* _Job_: Format the lines below as a JSON list of strings, one string per line, skipping any blank lines.
---------- Excerpted records
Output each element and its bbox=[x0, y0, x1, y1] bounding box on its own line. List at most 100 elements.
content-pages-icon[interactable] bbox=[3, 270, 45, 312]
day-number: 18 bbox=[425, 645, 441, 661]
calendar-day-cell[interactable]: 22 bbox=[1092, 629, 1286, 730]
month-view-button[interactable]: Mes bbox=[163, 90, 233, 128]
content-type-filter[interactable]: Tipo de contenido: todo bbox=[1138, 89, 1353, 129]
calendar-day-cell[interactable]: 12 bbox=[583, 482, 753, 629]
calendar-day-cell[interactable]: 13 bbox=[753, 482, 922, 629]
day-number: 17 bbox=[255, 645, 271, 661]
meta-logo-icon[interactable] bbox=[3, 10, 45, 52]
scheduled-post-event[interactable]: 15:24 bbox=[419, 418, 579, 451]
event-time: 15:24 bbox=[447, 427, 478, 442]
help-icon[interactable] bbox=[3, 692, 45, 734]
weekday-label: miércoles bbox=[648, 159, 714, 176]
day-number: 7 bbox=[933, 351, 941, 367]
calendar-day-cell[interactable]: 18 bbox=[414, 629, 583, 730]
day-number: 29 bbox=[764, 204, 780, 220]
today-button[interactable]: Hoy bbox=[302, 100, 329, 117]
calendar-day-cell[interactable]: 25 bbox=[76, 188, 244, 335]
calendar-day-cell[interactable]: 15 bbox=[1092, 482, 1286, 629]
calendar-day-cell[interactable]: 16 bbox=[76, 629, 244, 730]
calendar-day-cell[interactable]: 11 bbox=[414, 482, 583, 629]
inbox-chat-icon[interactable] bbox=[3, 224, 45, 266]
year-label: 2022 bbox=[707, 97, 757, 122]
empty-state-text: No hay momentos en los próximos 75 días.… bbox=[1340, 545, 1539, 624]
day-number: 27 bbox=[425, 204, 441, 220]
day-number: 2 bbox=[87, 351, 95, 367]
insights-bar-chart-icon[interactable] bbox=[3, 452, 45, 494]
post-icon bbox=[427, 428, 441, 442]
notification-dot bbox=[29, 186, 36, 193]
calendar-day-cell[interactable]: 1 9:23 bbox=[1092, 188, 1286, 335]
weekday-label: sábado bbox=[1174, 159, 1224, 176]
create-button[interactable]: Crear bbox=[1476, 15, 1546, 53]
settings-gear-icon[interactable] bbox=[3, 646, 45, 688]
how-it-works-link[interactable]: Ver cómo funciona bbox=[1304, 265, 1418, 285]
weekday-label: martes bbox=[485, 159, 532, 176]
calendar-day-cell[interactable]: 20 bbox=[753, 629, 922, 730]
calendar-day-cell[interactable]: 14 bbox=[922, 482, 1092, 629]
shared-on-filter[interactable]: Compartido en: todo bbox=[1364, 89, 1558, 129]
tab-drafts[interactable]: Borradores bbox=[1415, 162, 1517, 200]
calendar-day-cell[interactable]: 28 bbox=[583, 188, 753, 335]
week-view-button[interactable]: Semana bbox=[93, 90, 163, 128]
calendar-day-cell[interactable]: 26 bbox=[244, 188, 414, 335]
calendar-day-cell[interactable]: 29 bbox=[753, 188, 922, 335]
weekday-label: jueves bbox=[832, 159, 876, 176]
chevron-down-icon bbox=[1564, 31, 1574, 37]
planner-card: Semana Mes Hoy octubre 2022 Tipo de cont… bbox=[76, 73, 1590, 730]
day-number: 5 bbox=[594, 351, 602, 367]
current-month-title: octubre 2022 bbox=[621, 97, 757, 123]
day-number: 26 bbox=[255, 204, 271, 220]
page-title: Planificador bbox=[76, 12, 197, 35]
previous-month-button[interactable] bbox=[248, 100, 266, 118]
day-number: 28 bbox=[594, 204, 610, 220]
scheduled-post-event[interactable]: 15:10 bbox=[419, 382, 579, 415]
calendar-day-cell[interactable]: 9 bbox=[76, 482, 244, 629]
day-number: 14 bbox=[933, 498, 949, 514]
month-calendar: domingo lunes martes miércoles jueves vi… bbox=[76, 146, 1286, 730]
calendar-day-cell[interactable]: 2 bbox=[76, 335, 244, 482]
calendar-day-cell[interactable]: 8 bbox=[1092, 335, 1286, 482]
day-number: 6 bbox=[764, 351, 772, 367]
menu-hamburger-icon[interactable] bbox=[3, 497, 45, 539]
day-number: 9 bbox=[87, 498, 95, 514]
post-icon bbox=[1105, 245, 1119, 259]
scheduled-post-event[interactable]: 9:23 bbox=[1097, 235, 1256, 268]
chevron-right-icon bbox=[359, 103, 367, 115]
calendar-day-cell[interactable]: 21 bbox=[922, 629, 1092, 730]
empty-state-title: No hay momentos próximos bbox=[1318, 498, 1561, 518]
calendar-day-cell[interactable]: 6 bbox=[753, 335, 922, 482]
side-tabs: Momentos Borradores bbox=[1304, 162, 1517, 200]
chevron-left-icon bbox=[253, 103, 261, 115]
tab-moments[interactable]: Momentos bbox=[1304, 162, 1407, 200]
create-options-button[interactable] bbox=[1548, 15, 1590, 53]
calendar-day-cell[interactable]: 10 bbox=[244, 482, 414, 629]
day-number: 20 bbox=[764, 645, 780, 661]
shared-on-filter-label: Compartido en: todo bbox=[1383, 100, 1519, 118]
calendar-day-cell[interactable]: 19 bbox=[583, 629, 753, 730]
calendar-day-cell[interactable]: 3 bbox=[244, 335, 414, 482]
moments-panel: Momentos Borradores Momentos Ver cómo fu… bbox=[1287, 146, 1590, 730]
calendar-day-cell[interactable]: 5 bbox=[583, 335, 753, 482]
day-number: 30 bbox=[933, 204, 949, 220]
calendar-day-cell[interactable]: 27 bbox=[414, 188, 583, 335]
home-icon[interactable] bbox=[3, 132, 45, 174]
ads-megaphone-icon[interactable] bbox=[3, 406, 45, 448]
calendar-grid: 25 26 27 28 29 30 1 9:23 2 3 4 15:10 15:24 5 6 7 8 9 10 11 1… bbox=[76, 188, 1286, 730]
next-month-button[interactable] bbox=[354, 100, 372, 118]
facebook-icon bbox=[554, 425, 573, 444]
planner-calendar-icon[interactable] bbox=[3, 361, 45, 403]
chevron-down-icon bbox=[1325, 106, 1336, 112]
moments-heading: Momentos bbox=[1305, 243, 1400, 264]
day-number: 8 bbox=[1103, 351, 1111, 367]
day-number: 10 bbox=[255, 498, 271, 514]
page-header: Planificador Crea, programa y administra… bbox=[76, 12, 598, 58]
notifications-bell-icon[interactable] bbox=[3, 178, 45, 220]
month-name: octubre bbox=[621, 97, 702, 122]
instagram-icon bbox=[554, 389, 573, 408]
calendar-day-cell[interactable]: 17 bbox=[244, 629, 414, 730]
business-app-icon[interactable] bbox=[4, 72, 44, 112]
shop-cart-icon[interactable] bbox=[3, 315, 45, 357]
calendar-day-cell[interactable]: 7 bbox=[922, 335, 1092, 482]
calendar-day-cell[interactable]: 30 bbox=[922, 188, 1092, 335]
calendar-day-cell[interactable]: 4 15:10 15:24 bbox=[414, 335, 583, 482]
--------------------
* _Output for this exercise_:
[
  "Output each element and its bbox=[x0, y0, x1, y1] bounding box on its own line. List at most 100 elements.",
  "content-pages-icon[interactable] bbox=[3, 270, 45, 312]",
  "day-number: 18 bbox=[425, 645, 441, 661]",
  "calendar-day-cell[interactable]: 22 bbox=[1092, 629, 1286, 730]",
  "month-view-button[interactable]: Mes bbox=[163, 90, 233, 128]",
  "content-type-filter[interactable]: Tipo de contenido: todo bbox=[1138, 89, 1353, 129]",
  "calendar-day-cell[interactable]: 12 bbox=[583, 482, 753, 629]",
  "calendar-day-cell[interactable]: 13 bbox=[753, 482, 922, 629]",
  "day-number: 17 bbox=[255, 645, 271, 661]",
  "meta-logo-icon[interactable] bbox=[3, 10, 45, 52]",
  "scheduled-post-event[interactable]: 15:24 bbox=[419, 418, 579, 451]",
  "event-time: 15:24 bbox=[447, 427, 478, 442]",
  "help-icon[interactable] bbox=[3, 692, 45, 734]",
  "weekday-label: miércoles bbox=[648, 159, 714, 176]",
  "day-number: 7 bbox=[933, 351, 941, 367]",
  "calendar-day-cell[interactable]: 18 bbox=[414, 629, 583, 730]",
  "day-number: 29 bbox=[764, 204, 780, 220]",
  "today-button[interactable]: Hoy bbox=[302, 100, 329, 117]",
  "calendar-day-cell[interactable]: 25 bbox=[76, 188, 244, 335]",
  "calendar-day-cell[interactable]: 15 bbox=[1092, 482, 1286, 629]",
  "calendar-day-cell[interactable]: 16 bbox=[76, 629, 244, 730]",
  "calendar-day-cell[interactable]: 11 bbox=[414, 482, 583, 629]",
  "inbox-chat-icon[interactable] bbox=[3, 224, 45, 266]",
  "year-label: 2022 bbox=[707, 97, 757, 122]",
  "empty-state-text: No hay momentos en los próximos 75 días.… bbox=[1340, 545, 1539, 624]",
  "day-number: 27 bbox=[425, 204, 441, 220]",
  "day-number: 2 bbox=[87, 351, 95, 367]",
  "insights-bar-chart-icon[interactable] bbox=[3, 452, 45, 494]",
  "post-icon bbox=[427, 428, 441, 442]",
  "notification-dot bbox=[29, 186, 36, 193]",
  "calendar-day-cell[interactable]: 1 9:23 bbox=[1092, 188, 1286, 335]",
  "weekday-label: sábado bbox=[1174, 159, 1224, 176]",
  "create-button[interactable]: Crear bbox=[1476, 15, 1546, 53]",
  "settings-gear-icon[interactable] bbox=[3, 646, 45, 688]",
  "how-it-works-link[interactable]: Ver cómo funciona bbox=[1304, 265, 1418, 285]",
  "weekday-label: martes bbox=[485, 159, 532, 176]",
  "calendar-day-cell[interactable]: 20 bbox=[753, 629, 922, 730]",
  "calendar-day-cell[interactable]: 14 bbox=[922, 482, 1092, 629]",
  "shared-on-filter[interactable]: Compartido en: todo bbox=[1364, 89, 1558, 129]",
  "tab-drafts[interactable]: Borradores bbox=[1415, 162, 1517, 200]",
  "calendar-day-cell[interactable]: 28 bbox=[583, 188, 753, 335]",
  "week-view-button[interactable]: Semana bbox=[93, 90, 163, 128]",
  "calendar-day-cell[interactable]: 26 bbox=[244, 188, 414, 335]",
  "calendar-day-cell[interactable]: 29 bbox=[753, 188, 922, 335]",
  "weekday-label: jueves bbox=[832, 159, 876, 176]",
  "chevron-down-icon bbox=[1564, 31, 1574, 37]",
  "planner-card: Semana Mes Hoy octubre 2022 Tipo de cont… bbox=[76, 73, 1590, 730]",
  "day-number: 5 bbox=[594, 351, 602, 367]",
  "current-month-title: octubre 2022 bbox=[621, 97, 757, 123]",
  "day-number: 26 bbox=[255, 204, 271, 220]",
  "page-title: Planificador bbox=[76, 12, 197, 35]",
  "previous-month-button[interactable] bbox=[248, 100, 266, 118]",
  "day-number: 28 bbox=[594, 204, 610, 220]",
  "scheduled-post-event[interactable]: 15:10 bbox=[419, 382, 579, 415]",
  "calendar-day-cell[interactable]: 9 bbox=[76, 482, 244, 629]",
  "day-number: 14 bbox=[933, 498, 949, 514]",
  "month-calendar: domingo lunes martes miércoles jueves vi… bbox=[76, 146, 1286, 730]",
  "calendar-day-cell[interactable]: 2 bbox=[76, 335, 244, 482]",
  "calendar-day-cell[interactable]: 8 bbox=[1092, 335, 1286, 482]",
  "day-number: 6 bbox=[764, 351, 772, 367]",
  "menu-hamburger-icon[interactable] bbox=[3, 497, 45, 539]",
  "day-number: 9 bbox=[87, 498, 95, 514]",
  "post-icon bbox=[1105, 245, 1119, 259]",
  "scheduled-post-event[interactable]: 9:23 bbox=[1097, 235, 1256, 268]",
  "chevron-right-icon bbox=[359, 103, 367, 115]",
  "calendar-day-cell[interactable]: 21 bbox=[922, 629, 1092, 730]",
  "empty-state-title: No hay momentos próximos bbox=[1318, 498, 1561, 518]",
  "calendar-day-cell[interactable]: 6 bbox=[753, 335, 922, 482]",
  "side-tabs: Momentos Borradores bbox=[1304, 162, 1517, 200]",
  "chevron-left-icon bbox=[253, 103, 261, 115]",
  "tab-moments[interactable]: Momentos bbox=[1304, 162, 1407, 200]",
  "create-options-button[interactable] bbox=[1548, 15, 1590, 53]",
  "calendar-day-cell[interactable]: 10 bbox=[244, 482, 414, 629]",
  "day-number: 20 bbox=[764, 645, 780, 661]",
  "shared-on-filter-label: Compartido en: todo bbox=[1383, 100, 1519, 118]",
  "calendar-day-cell[interactable]: 19 bbox=[583, 629, 753, 730]",
  "calendar-day-cell[interactable]: 3 bbox=[244, 335, 414, 482]",
  "moments-panel: Momentos Borradores Momentos Ver cómo fu… bbox=[1287, 146, 1590, 730]",
  "calendar-day-cell[interactable]: 5 bbox=[583, 335, 753, 482]",
  "day-number: 30 bbox=[933, 204, 949, 220]",
  "calendar-day-cell[interactable]: 27 bbox=[414, 188, 583, 335]",
  "home-icon[interactable] bbox=[3, 132, 45, 174]",
  "ads-megaphone-icon[interactable] bbox=[3, 406, 45, 448]",
  "calendar-grid: 25 26 27 28 29 30 1 9:23 2 3 4 15:10 15:24 5 6 7 8 9 10 11 1… bbox=[76, 188, 1286, 730]",
  "next-month-button[interactable] bbox=[354, 100, 372, 118]",
  "facebook-icon bbox=[554, 425, 573, 444]",
  "planner-calendar-icon[interactable] bbox=[3, 361, 45, 403]",
  "chevron-down-icon bbox=[1325, 106, 1336, 112]",
  "moments-heading: Momentos bbox=[1305, 243, 1400, 264]",
  "day-number: 8 bbox=[1103, 351, 1111, 367]",
  "day-number: 10 bbox=[255, 498, 271, 514]",
  "page-header: Planificador Crea, programa y administra… bbox=[76, 12, 598, 58]",
  "notifications-bell-icon[interactable] bbox=[3, 178, 45, 220]",
  "month-name: octubre bbox=[621, 97, 702, 122]",
  "instagram-icon bbox=[554, 389, 573, 408]",
  "calendar-day-cell[interactable]: 17 bbox=[244, 629, 414, 730]",
  "business-app-icon[interactable] bbox=[4, 72, 44, 112]",
  "shop-cart-icon[interactable] bbox=[3, 315, 45, 357]",
  "calendar-day-cell[interactable]: 7 bbox=[922, 335, 1092, 482]",
  "calendar-day-cell[interactable]: 30 bbox=[922, 188, 1092, 335]",
  "calendar-day-cell[interactable]: 4 15:10 15:24 bbox=[414, 335, 583, 482]"
]